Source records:
★ ★ ★ ★
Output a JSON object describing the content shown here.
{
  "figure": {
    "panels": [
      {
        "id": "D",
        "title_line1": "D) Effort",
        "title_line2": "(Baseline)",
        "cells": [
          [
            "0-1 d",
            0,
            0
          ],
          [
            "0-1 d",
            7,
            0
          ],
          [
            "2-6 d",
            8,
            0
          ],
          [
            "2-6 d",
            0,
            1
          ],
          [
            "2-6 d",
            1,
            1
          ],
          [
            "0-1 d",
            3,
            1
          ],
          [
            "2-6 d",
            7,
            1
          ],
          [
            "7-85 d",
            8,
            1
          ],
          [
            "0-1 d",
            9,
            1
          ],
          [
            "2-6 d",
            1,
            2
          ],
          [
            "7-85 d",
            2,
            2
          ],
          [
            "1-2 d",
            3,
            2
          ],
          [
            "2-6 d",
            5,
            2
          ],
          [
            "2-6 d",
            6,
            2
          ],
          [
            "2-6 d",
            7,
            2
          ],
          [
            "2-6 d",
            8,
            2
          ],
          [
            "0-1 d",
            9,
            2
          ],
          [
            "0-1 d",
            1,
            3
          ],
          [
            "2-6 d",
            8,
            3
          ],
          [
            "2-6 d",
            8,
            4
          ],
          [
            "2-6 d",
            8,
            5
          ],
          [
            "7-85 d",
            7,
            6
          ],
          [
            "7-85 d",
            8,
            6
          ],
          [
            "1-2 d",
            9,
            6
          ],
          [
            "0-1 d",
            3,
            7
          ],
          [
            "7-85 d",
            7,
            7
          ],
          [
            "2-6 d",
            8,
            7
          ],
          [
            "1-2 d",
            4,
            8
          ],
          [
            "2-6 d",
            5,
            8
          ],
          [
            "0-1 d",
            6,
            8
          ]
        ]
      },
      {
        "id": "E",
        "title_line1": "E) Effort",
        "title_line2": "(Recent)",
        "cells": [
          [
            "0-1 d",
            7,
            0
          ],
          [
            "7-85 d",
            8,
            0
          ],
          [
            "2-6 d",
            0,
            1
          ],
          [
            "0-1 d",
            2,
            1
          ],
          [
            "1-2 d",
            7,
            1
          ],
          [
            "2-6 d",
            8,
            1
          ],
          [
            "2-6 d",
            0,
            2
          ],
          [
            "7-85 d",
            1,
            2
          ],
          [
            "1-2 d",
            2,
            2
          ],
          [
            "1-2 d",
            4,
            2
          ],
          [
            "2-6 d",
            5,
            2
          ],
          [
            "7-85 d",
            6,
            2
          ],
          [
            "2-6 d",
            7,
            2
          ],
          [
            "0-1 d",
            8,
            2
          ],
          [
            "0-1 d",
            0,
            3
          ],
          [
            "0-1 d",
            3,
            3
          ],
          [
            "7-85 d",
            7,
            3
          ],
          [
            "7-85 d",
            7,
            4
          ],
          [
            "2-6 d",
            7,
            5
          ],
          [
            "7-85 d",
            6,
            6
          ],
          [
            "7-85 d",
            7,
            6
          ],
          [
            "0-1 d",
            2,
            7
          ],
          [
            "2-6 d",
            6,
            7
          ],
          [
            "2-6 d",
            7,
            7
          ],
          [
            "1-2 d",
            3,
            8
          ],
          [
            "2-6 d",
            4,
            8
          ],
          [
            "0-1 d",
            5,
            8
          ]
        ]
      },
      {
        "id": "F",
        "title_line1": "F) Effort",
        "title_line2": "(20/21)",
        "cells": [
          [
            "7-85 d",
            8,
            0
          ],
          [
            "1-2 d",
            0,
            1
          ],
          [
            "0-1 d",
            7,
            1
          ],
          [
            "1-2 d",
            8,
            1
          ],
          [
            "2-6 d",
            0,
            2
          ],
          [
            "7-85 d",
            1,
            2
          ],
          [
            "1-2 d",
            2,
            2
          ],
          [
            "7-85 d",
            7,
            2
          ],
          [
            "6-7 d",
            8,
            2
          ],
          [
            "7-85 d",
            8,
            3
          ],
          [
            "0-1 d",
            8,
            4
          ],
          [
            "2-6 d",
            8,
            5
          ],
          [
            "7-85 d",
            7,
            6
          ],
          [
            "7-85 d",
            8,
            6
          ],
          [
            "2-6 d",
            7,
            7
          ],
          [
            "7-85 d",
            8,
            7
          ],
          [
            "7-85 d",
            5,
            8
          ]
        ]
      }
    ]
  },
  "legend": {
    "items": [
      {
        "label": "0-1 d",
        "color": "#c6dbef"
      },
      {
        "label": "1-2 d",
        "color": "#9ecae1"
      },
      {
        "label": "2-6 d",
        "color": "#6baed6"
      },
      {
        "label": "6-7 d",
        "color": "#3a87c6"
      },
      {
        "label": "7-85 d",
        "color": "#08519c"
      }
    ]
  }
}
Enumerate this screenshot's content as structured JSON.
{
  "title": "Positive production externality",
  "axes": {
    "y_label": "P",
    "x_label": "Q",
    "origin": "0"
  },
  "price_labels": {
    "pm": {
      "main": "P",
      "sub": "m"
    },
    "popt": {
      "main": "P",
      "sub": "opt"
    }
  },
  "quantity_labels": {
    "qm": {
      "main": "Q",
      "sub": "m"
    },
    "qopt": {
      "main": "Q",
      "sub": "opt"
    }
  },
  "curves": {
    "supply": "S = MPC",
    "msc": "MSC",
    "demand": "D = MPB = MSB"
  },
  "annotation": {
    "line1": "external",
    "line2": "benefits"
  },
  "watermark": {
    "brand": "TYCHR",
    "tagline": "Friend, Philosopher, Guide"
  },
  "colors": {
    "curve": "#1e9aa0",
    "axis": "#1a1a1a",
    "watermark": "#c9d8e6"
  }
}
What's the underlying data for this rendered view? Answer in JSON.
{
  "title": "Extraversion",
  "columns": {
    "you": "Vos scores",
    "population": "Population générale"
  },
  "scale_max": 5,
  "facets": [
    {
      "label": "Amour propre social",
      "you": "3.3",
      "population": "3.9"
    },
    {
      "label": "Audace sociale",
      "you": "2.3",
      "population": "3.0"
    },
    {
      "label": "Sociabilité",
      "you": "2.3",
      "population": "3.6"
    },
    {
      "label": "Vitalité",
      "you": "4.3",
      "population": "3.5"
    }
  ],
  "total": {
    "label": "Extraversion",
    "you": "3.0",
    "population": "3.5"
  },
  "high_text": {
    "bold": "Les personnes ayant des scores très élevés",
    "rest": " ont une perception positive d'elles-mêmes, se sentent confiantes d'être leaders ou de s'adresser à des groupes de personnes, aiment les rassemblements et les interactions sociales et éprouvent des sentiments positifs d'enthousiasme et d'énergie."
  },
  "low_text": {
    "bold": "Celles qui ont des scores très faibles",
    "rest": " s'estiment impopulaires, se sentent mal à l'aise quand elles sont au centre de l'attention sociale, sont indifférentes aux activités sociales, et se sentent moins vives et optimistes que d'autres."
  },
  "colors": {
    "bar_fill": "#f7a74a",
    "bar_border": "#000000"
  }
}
★ ★ ★ ★
» **Task to complete**
Find every line in the records that contains the word "JSON"; copy those lines.

» **Finished answer**
Output a JSON object describing the content shown here.
Enumerate this screenshot's content as structured JSON.
What's the underlying data for this rendered view? Answer in JSON.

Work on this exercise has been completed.